--- START Data lines ---

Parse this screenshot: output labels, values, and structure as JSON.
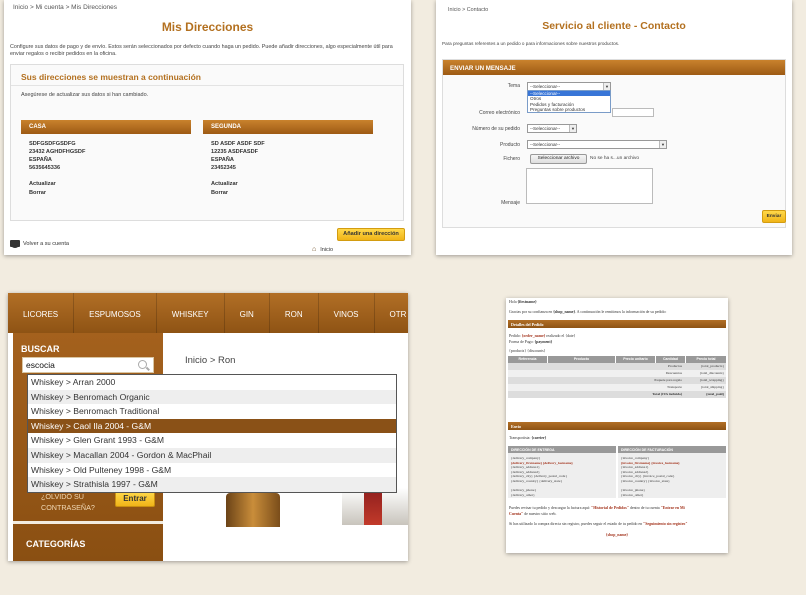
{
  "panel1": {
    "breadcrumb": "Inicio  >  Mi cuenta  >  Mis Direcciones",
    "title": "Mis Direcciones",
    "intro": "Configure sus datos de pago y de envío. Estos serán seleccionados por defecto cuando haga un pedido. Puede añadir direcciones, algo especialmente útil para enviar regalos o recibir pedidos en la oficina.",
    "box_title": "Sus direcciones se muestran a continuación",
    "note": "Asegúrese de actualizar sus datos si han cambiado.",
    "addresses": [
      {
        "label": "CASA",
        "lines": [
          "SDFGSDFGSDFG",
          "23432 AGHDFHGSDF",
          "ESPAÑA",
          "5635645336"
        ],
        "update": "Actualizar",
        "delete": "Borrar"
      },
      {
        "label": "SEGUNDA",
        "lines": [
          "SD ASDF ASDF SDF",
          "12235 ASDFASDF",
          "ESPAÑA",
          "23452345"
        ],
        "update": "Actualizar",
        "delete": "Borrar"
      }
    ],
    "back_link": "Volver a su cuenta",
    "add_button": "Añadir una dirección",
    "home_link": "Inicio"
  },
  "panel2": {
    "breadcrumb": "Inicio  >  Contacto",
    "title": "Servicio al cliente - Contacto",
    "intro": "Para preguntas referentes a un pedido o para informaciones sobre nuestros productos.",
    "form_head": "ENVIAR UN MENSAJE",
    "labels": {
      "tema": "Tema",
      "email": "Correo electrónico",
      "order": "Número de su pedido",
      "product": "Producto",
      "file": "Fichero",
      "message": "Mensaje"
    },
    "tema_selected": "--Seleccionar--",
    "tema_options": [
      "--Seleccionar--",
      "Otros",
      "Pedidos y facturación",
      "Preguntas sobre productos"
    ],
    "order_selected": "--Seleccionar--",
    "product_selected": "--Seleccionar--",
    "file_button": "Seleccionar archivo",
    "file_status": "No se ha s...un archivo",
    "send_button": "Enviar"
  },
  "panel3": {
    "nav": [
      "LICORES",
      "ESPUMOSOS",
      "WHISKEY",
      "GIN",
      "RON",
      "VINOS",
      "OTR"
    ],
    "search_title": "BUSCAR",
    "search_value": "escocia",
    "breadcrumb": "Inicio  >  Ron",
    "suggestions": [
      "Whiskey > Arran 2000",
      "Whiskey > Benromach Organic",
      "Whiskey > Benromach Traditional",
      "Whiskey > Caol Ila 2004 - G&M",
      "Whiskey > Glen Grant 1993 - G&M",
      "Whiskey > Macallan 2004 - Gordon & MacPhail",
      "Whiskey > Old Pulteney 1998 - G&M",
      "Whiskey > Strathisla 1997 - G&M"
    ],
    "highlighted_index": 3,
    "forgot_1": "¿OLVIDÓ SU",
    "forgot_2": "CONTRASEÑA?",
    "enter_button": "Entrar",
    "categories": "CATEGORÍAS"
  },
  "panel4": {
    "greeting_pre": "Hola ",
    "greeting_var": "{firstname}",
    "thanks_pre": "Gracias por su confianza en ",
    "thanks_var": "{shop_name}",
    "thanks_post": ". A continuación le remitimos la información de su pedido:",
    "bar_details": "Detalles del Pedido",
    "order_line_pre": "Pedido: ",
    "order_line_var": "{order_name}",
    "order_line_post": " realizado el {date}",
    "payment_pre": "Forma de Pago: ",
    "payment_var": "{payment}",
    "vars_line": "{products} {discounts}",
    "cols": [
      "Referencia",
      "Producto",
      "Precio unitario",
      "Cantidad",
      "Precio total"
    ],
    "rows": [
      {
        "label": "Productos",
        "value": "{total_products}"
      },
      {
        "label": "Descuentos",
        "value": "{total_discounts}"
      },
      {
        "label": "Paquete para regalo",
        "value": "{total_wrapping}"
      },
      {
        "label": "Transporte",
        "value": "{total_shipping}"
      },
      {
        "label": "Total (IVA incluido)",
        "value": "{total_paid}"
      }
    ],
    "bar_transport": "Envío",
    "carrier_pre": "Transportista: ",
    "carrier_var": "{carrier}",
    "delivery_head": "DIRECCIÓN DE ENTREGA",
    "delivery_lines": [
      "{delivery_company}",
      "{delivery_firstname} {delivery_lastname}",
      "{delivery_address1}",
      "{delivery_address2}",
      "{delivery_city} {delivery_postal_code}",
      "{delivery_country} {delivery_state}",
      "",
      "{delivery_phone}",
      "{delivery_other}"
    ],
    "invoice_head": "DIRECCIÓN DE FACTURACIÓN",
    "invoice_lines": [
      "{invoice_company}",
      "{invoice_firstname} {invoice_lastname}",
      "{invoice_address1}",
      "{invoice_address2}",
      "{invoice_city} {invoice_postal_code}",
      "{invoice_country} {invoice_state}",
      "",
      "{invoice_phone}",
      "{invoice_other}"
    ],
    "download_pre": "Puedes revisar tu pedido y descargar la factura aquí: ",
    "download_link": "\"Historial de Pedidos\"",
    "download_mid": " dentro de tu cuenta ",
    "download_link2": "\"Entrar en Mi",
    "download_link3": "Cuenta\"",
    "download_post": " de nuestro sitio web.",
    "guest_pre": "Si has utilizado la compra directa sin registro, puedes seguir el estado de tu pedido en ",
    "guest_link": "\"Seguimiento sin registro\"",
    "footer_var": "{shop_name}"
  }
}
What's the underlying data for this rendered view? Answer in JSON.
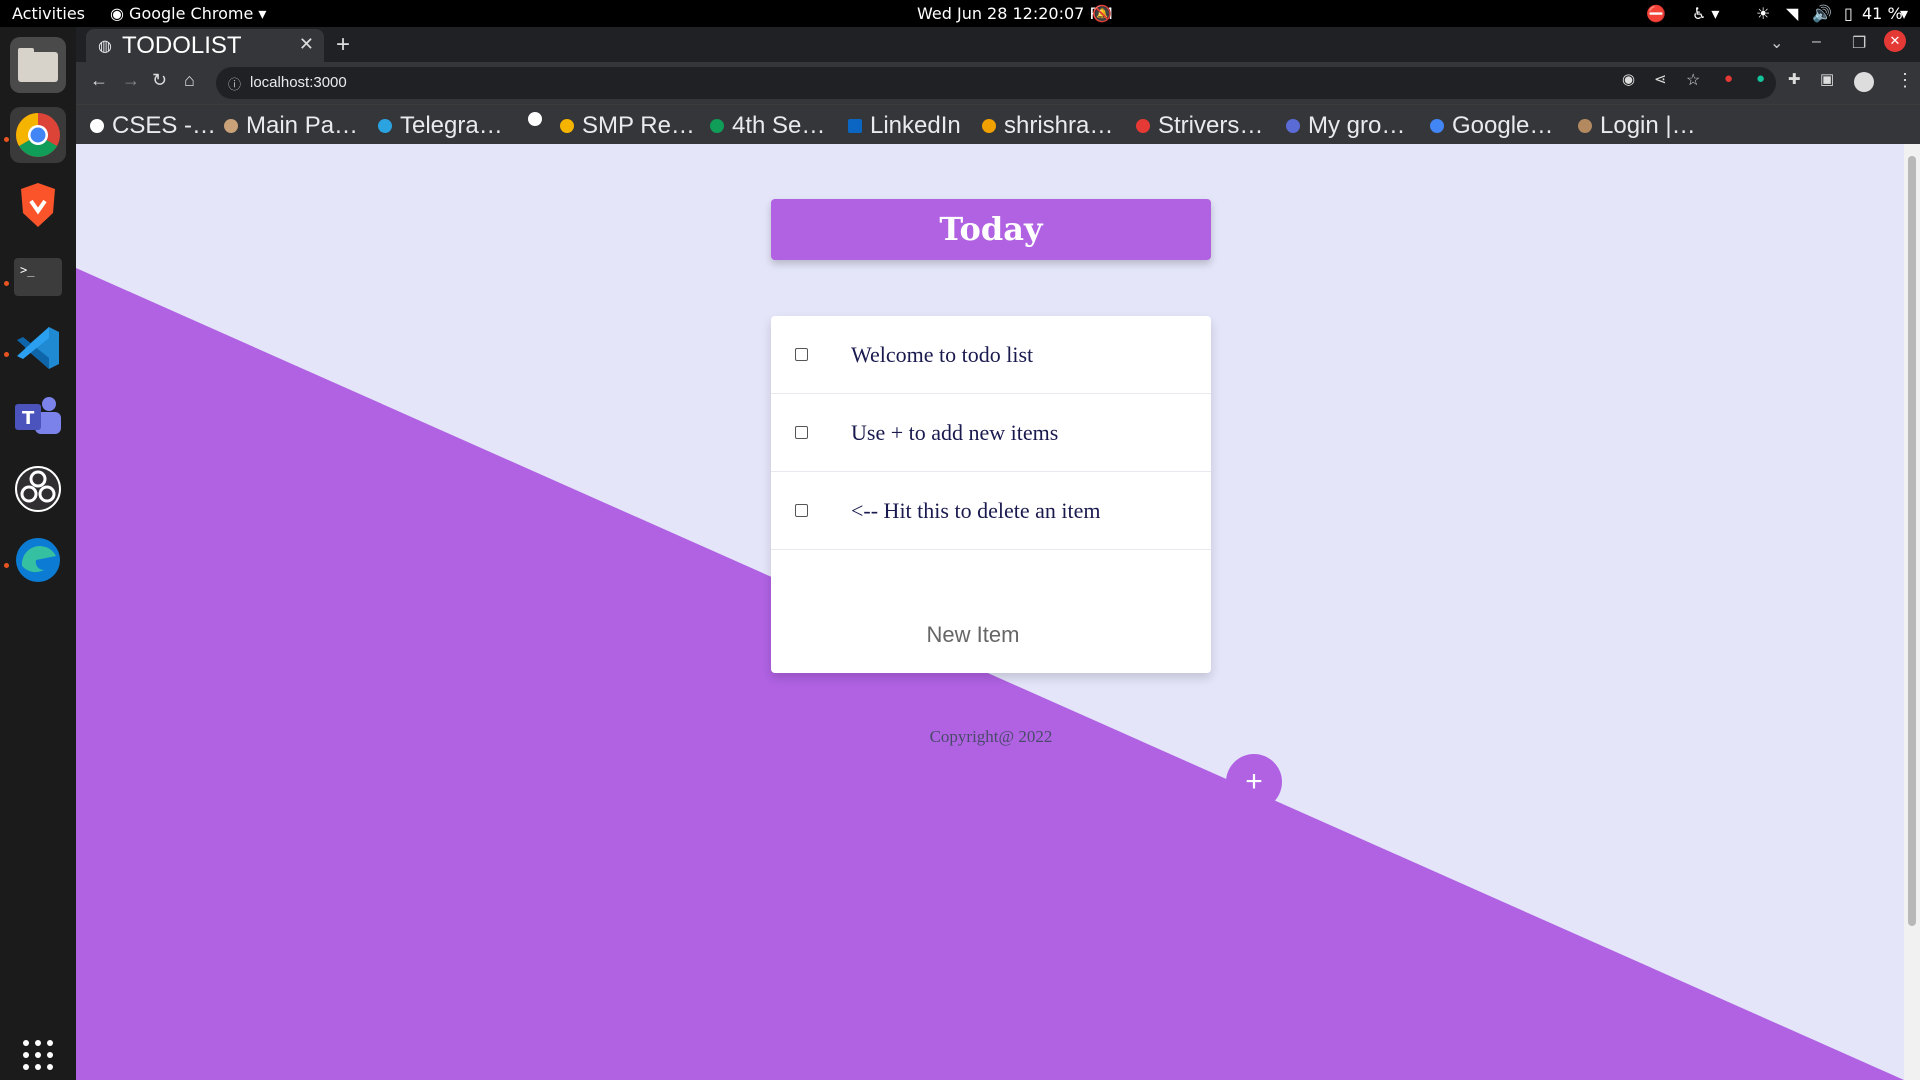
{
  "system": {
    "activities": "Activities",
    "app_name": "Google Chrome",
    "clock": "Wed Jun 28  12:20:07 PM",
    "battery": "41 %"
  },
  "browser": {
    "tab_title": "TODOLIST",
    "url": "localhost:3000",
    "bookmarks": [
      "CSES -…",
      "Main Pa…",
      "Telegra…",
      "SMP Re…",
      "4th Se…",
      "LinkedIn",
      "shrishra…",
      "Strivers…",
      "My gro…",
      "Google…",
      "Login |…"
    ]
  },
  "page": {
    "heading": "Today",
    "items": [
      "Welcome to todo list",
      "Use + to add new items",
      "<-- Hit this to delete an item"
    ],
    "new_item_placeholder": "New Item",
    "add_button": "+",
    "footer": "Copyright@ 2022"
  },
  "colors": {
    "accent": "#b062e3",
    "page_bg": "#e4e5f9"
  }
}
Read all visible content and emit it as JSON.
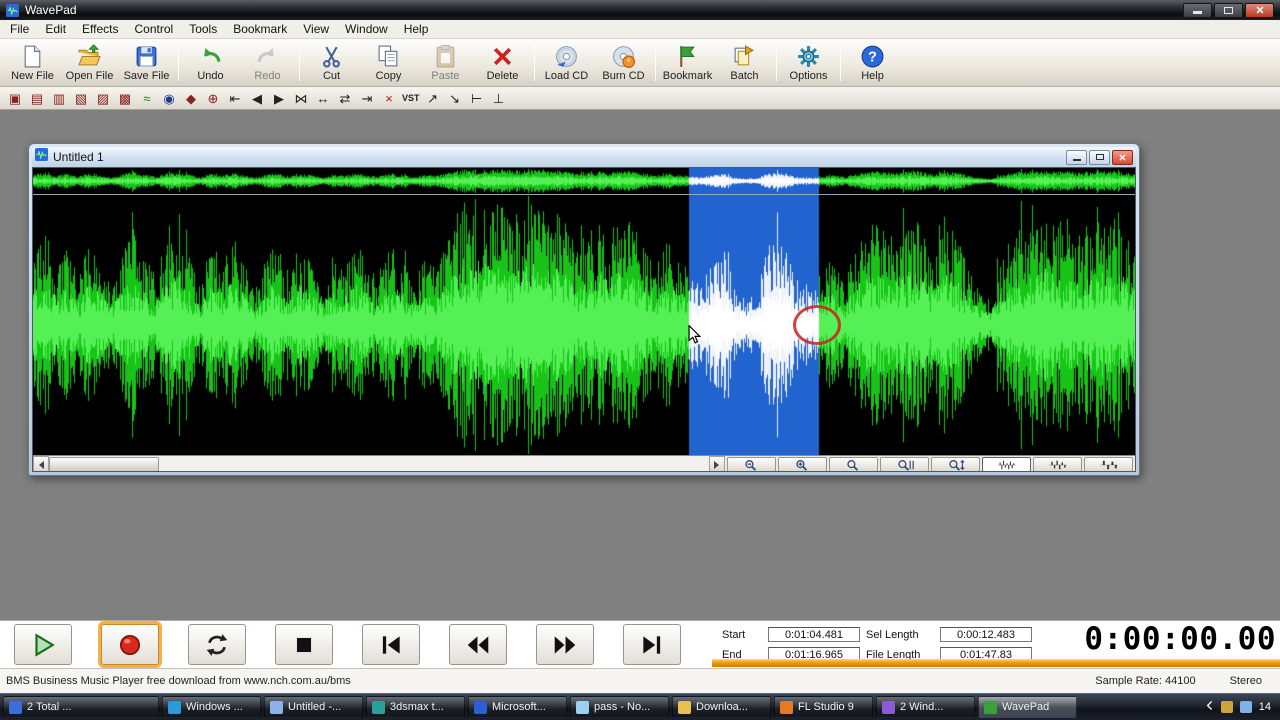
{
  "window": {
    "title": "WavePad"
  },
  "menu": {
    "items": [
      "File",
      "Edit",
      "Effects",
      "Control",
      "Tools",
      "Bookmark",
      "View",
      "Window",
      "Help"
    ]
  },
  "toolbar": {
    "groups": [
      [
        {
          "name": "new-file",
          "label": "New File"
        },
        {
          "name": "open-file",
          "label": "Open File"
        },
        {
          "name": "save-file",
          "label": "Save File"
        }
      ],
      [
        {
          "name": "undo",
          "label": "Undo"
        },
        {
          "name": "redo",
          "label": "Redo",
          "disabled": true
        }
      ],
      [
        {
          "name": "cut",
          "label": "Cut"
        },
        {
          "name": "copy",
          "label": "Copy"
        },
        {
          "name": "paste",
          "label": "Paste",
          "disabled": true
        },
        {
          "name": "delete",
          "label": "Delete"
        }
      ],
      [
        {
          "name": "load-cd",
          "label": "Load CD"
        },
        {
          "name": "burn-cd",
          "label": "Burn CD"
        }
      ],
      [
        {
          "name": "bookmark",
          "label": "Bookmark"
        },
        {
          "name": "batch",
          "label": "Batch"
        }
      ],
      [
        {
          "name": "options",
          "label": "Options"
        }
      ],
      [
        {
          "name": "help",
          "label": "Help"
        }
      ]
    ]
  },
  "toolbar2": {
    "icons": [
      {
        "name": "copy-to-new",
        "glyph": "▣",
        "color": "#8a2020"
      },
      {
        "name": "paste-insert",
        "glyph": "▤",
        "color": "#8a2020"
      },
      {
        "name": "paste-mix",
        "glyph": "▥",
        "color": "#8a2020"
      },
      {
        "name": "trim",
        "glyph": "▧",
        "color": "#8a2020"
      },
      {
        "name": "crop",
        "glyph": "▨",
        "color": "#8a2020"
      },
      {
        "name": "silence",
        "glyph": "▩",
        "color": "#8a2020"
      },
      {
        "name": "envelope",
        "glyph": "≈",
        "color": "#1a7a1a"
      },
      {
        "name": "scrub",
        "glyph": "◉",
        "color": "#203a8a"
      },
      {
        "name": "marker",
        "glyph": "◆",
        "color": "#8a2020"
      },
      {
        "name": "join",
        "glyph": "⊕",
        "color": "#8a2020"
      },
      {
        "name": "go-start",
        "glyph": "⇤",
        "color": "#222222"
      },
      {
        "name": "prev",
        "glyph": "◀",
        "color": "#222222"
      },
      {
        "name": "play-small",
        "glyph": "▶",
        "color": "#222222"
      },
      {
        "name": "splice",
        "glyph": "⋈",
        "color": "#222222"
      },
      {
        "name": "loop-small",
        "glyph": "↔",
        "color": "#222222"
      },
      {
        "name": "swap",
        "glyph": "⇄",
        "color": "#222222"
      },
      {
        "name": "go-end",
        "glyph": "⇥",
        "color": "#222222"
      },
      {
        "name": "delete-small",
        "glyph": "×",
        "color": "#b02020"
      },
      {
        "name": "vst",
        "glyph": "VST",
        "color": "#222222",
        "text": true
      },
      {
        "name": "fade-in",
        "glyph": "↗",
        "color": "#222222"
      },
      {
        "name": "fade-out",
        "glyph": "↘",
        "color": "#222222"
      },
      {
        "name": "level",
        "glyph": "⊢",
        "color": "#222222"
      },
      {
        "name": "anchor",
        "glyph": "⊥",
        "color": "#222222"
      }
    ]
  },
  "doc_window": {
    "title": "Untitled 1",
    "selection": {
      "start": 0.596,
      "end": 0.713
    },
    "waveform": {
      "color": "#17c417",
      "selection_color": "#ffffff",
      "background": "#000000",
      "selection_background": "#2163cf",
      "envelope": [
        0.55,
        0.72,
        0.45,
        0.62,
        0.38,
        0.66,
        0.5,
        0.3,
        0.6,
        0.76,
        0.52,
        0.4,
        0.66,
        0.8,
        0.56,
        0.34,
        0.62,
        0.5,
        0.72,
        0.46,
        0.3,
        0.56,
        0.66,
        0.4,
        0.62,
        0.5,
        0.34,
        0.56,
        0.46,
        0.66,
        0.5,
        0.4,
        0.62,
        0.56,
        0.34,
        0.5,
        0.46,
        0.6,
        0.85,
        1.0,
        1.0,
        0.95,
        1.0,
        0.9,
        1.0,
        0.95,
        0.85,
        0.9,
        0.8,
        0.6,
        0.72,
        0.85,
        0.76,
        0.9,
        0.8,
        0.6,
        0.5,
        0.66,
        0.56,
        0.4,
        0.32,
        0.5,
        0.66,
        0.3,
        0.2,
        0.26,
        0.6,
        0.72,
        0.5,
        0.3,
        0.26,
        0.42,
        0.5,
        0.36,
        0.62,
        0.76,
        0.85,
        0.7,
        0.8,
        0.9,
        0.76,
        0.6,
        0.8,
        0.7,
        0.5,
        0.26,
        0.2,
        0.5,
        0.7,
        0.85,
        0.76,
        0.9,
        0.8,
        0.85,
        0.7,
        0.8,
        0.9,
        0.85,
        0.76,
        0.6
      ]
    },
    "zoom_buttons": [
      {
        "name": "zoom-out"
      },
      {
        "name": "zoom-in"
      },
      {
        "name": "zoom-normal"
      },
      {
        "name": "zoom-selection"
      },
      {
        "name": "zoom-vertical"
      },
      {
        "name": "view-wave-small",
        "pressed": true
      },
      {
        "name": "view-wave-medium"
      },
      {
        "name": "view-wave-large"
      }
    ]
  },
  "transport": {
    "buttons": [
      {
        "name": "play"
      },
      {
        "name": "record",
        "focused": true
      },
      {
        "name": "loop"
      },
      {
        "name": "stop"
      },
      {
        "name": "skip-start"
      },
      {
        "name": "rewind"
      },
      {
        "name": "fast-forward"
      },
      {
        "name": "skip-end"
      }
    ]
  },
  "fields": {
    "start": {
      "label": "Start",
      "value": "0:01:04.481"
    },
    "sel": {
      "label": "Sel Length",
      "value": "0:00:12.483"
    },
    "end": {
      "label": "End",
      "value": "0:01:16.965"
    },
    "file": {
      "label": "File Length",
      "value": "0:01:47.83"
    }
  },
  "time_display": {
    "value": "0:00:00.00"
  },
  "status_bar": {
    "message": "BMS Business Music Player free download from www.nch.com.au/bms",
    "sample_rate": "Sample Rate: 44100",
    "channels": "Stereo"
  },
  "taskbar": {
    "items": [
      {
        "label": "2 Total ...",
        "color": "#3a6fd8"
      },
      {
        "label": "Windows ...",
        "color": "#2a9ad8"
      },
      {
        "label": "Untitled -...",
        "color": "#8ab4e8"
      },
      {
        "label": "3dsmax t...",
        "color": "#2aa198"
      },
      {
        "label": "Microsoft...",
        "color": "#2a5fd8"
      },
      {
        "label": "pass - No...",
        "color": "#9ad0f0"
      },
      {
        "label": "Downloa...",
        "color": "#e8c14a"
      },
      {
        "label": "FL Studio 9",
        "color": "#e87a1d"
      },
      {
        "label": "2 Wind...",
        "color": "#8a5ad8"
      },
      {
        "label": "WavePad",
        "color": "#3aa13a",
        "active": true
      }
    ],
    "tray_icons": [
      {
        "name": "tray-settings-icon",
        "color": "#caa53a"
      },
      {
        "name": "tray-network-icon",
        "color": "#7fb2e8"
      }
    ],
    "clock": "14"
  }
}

--- END Data lines ---

## Instruction
Copy all lines above containing the string "Entrar".

## Task answer
    "enter_button": "Entrar",
    "download_link2": "\"Entrar en Mi",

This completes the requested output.